┌─ Provided entries

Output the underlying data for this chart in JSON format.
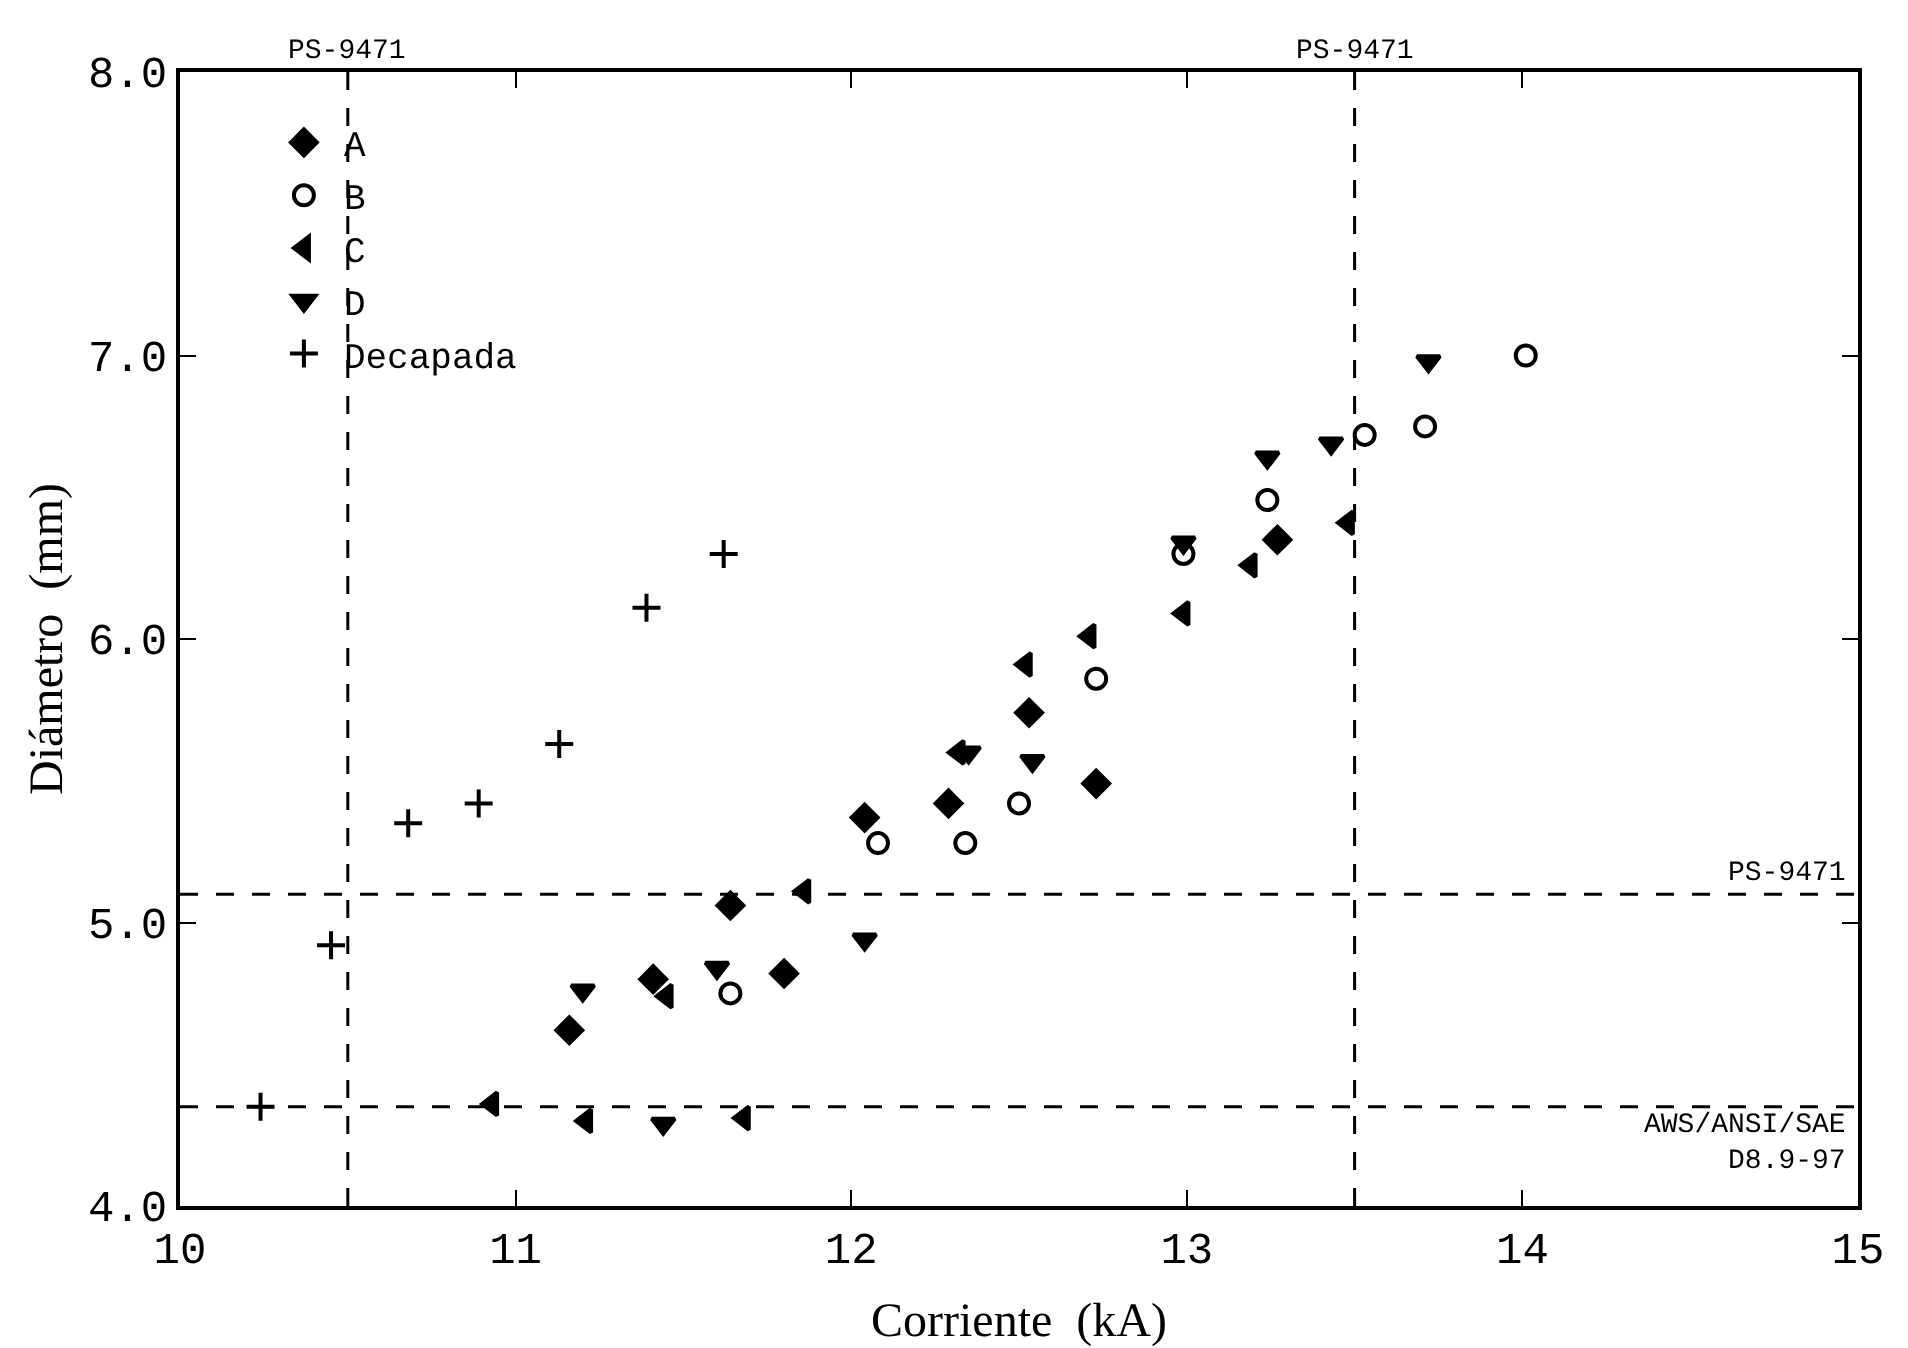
{
  "chart_data": {
    "type": "scatter",
    "xlabel": "Corriente  (kA)",
    "ylabel": "Diámetro  (mm)",
    "xlim": [
      10,
      15
    ],
    "xticks": [
      10,
      11,
      12,
      13,
      14,
      15
    ],
    "ylim": [
      4,
      8
    ],
    "yticks": [
      {
        "value": 4,
        "label": "4.0"
      },
      {
        "value": 5,
        "label": "5.0"
      },
      {
        "value": 6,
        "label": "6.0"
      },
      {
        "value": 7,
        "label": "7.0"
      },
      {
        "value": 8,
        "label": "8.0"
      }
    ],
    "grid": false,
    "legend": "top left",
    "series": [
      {
        "name": "A",
        "color": "#000000",
        "marker": "diamond",
        "x": [
          11.16,
          11.41,
          11.64,
          11.8,
          12.04,
          12.29,
          12.53,
          12.73,
          13.27
        ],
        "values": [
          4.62,
          4.8,
          5.06,
          4.82,
          5.37,
          5.42,
          5.74,
          5.49,
          6.35
        ]
      },
      {
        "name": "B",
        "color": "#000000",
        "marker": "circle-open",
        "x": [
          11.64,
          12.08,
          12.34,
          12.5,
          12.73,
          12.99,
          13.24,
          13.53,
          13.71,
          14.01
        ],
        "values": [
          4.75,
          5.28,
          5.28,
          5.42,
          5.86,
          6.3,
          6.49,
          6.72,
          6.75,
          7.0
        ]
      },
      {
        "name": "C",
        "color": "#000000",
        "marker": "triangle-left",
        "x": [
          10.93,
          11.21,
          11.45,
          11.68,
          11.86,
          12.32,
          12.52,
          12.71,
          12.99,
          13.19,
          13.48
        ],
        "values": [
          4.36,
          4.3,
          4.74,
          4.31,
          5.11,
          5.6,
          5.91,
          6.01,
          6.09,
          6.26,
          6.41
        ]
      },
      {
        "name": "D",
        "color": "#000000",
        "marker": "triangle-down",
        "x": [
          11.2,
          11.44,
          11.6,
          11.64,
          12.04,
          12.35,
          12.54,
          12.99,
          13.24,
          13.43,
          13.72
        ],
        "values": [
          4.76,
          4.29,
          4.84,
          null,
          4.94,
          5.6,
          5.57,
          6.34,
          6.64,
          6.69,
          6.98
        ]
      },
      {
        "name": "Decapada",
        "color": "#000000",
        "marker": "cross",
        "x": [
          10.24,
          10.45,
          10.68,
          10.89,
          11.13,
          11.39,
          11.62
        ],
        "values": [
          4.35,
          4.92,
          5.35,
          5.42,
          5.63,
          6.11,
          6.3
        ]
      }
    ],
    "ref_lines": [
      {
        "axis": "x",
        "value": 10.5,
        "label": "PS-9471",
        "line_style": "dashed",
        "color": "#000000"
      },
      {
        "axis": "x",
        "value": 13.5,
        "label": "PS-9471",
        "line_style": "dashed",
        "color": "#000000"
      },
      {
        "axis": "y",
        "value": 5.1,
        "label": "PS-9471",
        "line_style": "dashed",
        "color": "#000000"
      },
      {
        "axis": "y",
        "value": 4.35,
        "label": "AWS/ANSI/SAE\nD8.9-97",
        "line_style": "dashed",
        "color": "#000000"
      }
    ]
  }
}
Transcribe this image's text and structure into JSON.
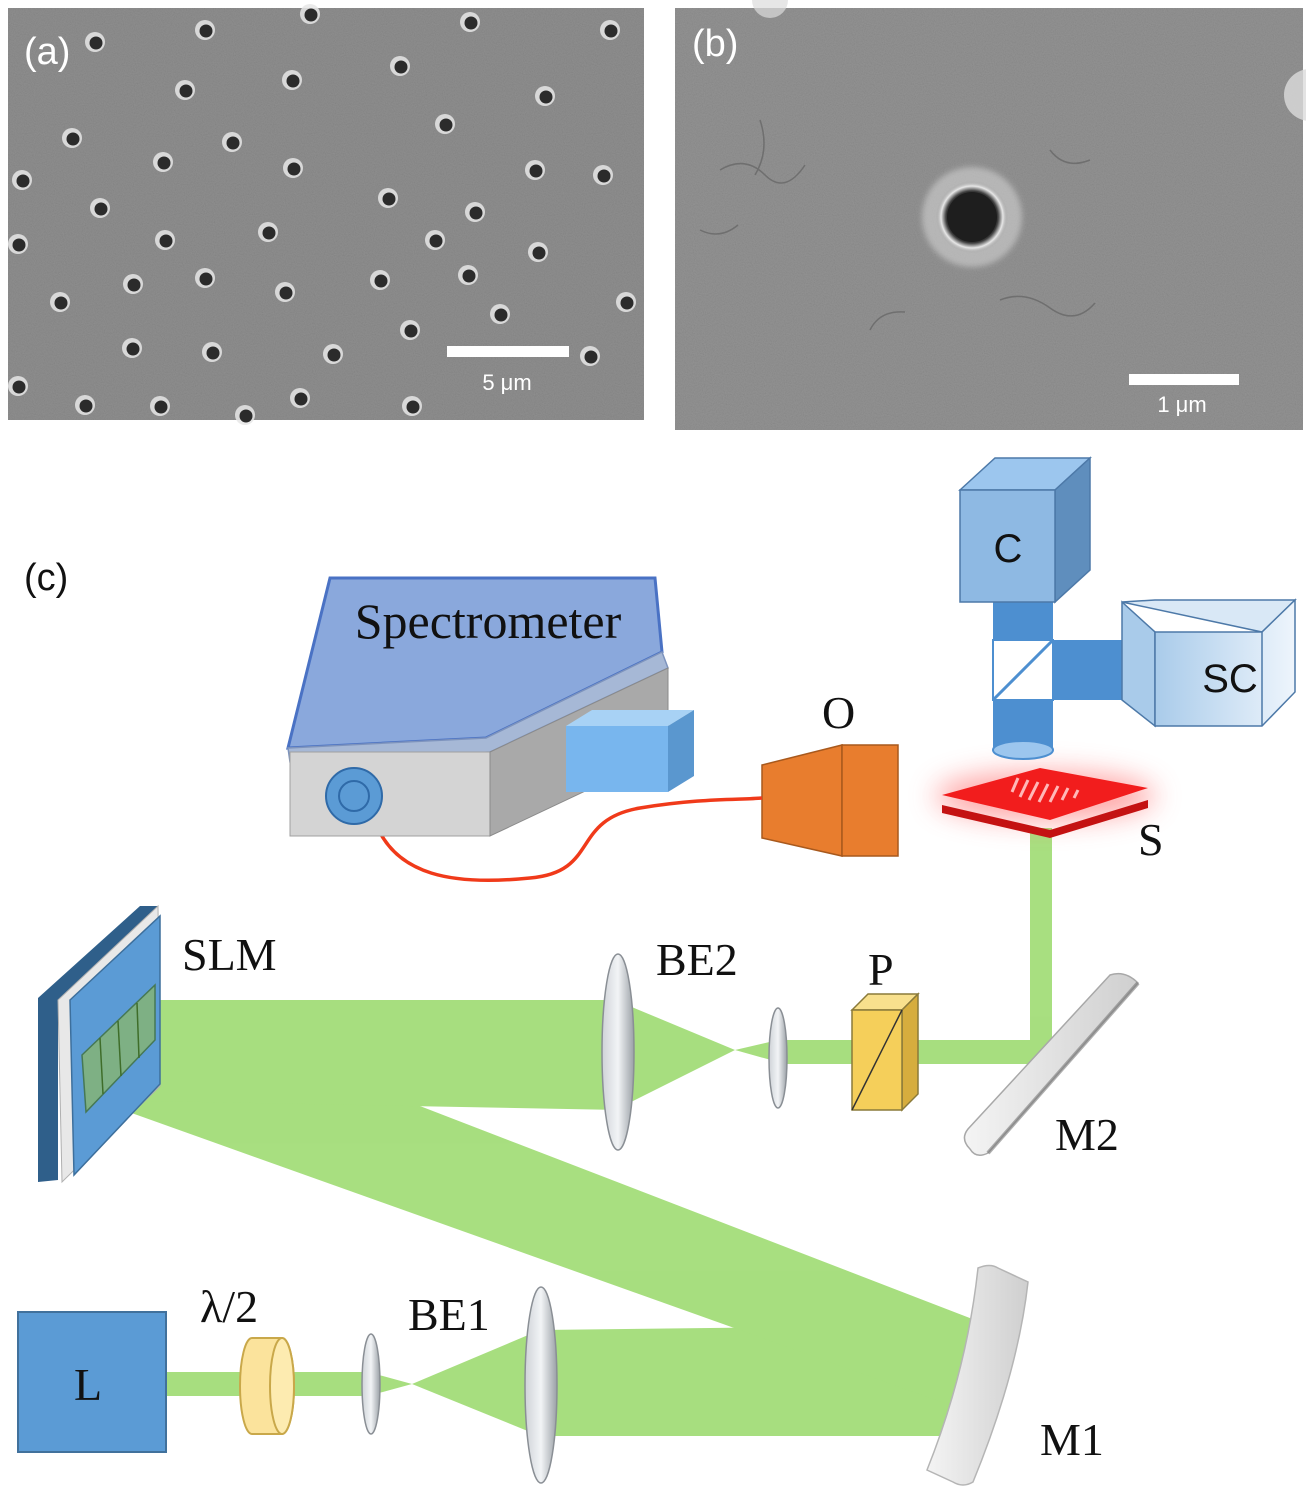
{
  "panels": {
    "a": {
      "label": "(a)",
      "scale_bar": "5 μm"
    },
    "b": {
      "label": "(b)",
      "scale_bar": "1 μm"
    },
    "c": {
      "label": "(c)"
    }
  },
  "components": {
    "spectrometer": "Spectrometer",
    "camera": "C",
    "sc": "SC",
    "objective": "O",
    "sample": "S",
    "slm": "SLM",
    "be2": "BE2",
    "polarizer": "P",
    "m2": "M2",
    "laser": "L",
    "half_wave": "λ/2",
    "be1": "BE1",
    "m1": "M1"
  },
  "colors": {
    "sem_gray": "#8f8f8f",
    "beam_green": "#8fd65c",
    "fiber_red": "#f03a1a",
    "objective_orange": "#e87d2e",
    "sample_red": "#f21d1d",
    "component_blue": "#5b9bd5",
    "polarizer_yellow": "#f5cf5a"
  }
}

└─

■ **Task details**: Leave out the pictures and give the rest of the records again exactly.

■ **Answer for this exercise**:
Output the underlying data for this chart in JSON format.
{
  "chart_data": {
    "type": "scatter",
    "xlabel": "Corriente  (kA)",
    "ylabel": "Diámetro  (mm)",
    "xlim": [
      10,
      15
    ],
    "xticks": [
      10,
      11,
      12,
      13,
      14,
      15
    ],
    "ylim": [
      4,
      8
    ],
    "yticks": [
      {
        "value": 4,
        "label": "4.0"
      },
      {
        "value": 5,
        "label": "5.0"
      },
      {
        "value": 6,
        "label": "6.0"
      },
      {
        "value": 7,
        "label": "7.0"
      },
      {
        "value": 8,
        "label": "8.0"
      }
    ],
    "grid": false,
    "legend": "top left",
    "series": [
      {
        "name": "A",
        "color": "#000000",
        "marker": "diamond",
        "x": [
          11.16,
          11.41,
          11.64,
          11.8,
          12.04,
          12.29,
          12.53,
          12.73,
          13.27
        ],
        "values": [
          4.62,
          4.8,
          5.06,
          4.82,
          5.37,
          5.42,
          5.74,
          5.49,
          6.35
        ]
      },
      {
        "name": "B",
        "color": "#000000",
        "marker": "circle-open",
        "x": [
          11.64,
          12.08,
          12.34,
          12.5,
          12.73,
          12.99,
          13.24,
          13.53,
          13.71,
          14.01
        ],
        "values": [
          4.75,
          5.28,
          5.28,
          5.42,
          5.86,
          6.3,
          6.49,
          6.72,
          6.75,
          7.0
        ]
      },
      {
        "name": "C",
        "color": "#000000",
        "marker": "triangle-left",
        "x": [
          10.93,
          11.21,
          11.45,
          11.68,
          11.86,
          12.32,
          12.52,
          12.71,
          12.99,
          13.19,
          13.48
        ],
        "values": [
          4.36,
          4.3,
          4.74,
          4.31,
          5.11,
          5.6,
          5.91,
          6.01,
          6.09,
          6.26,
          6.41
        ]
      },
      {
        "name": "D",
        "color": "#000000",
        "marker": "triangle-down",
        "x": [
          11.2,
          11.44,
          11.6,
          11.64,
          12.04,
          12.35,
          12.54,
          12.99,
          13.24,
          13.43,
          13.72
        ],
        "values": [
          4.76,
          4.29,
          4.84,
          null,
          4.94,
          5.6,
          5.57,
          6.34,
          6.64,
          6.69,
          6.98
        ]
      },
      {
        "name": "Decapada",
        "color": "#000000",
        "marker": "cross",
        "x": [
          10.24,
          10.45,
          10.68,
          10.89,
          11.13,
          11.39,
          11.62
        ],
        "values": [
          4.35,
          4.92,
          5.35,
          5.42,
          5.63,
          6.11,
          6.3
        ]
      }
    ],
    "ref_lines": [
      {
        "axis": "x",
        "value": 10.5,
        "label": "PS-9471",
        "line_style": "dashed",
        "color": "#000000"
      },
      {
        "axis": "x",
        "value": 13.5,
        "label": "PS-9471",
        "line_style": "dashed",
        "color": "#000000"
      },
      {
        "axis": "y",
        "value": 5.1,
        "label": "PS-9471",
        "line_style": "dashed",
        "color": "#000000"
      },
      {
        "axis": "y",
        "value": 4.35,
        "label": "AWS/ANSI/SAE\nD8.9-97",
        "line_style": "dashed",
        "color": "#000000"
      }
    ]
  }
}
Transcribe this image's text and structure into JSON.
{
  "panels": {
    "a": {
      "label": "(a)",
      "scale_bar": "5 μm"
    },
    "b": {
      "label": "(b)",
      "scale_bar": "1 μm"
    },
    "c": {
      "label": "(c)"
    }
  },
  "components": {
    "spectrometer": "Spectrometer",
    "camera": "C",
    "sc": "SC",
    "objective": "O",
    "sample": "S",
    "slm": "SLM",
    "be2": "BE2",
    "polarizer": "P",
    "m2": "M2",
    "laser": "L",
    "half_wave": "λ/2",
    "be1": "BE1",
    "m1": "M1"
  },
  "colors": {
    "sem_gray": "#8f8f8f",
    "beam_green": "#8fd65c",
    "fiber_red": "#f03a1a",
    "objective_orange": "#e87d2e",
    "sample_red": "#f21d1d",
    "component_blue": "#5b9bd5",
    "polarizer_yellow": "#f5cf5a"
  }
}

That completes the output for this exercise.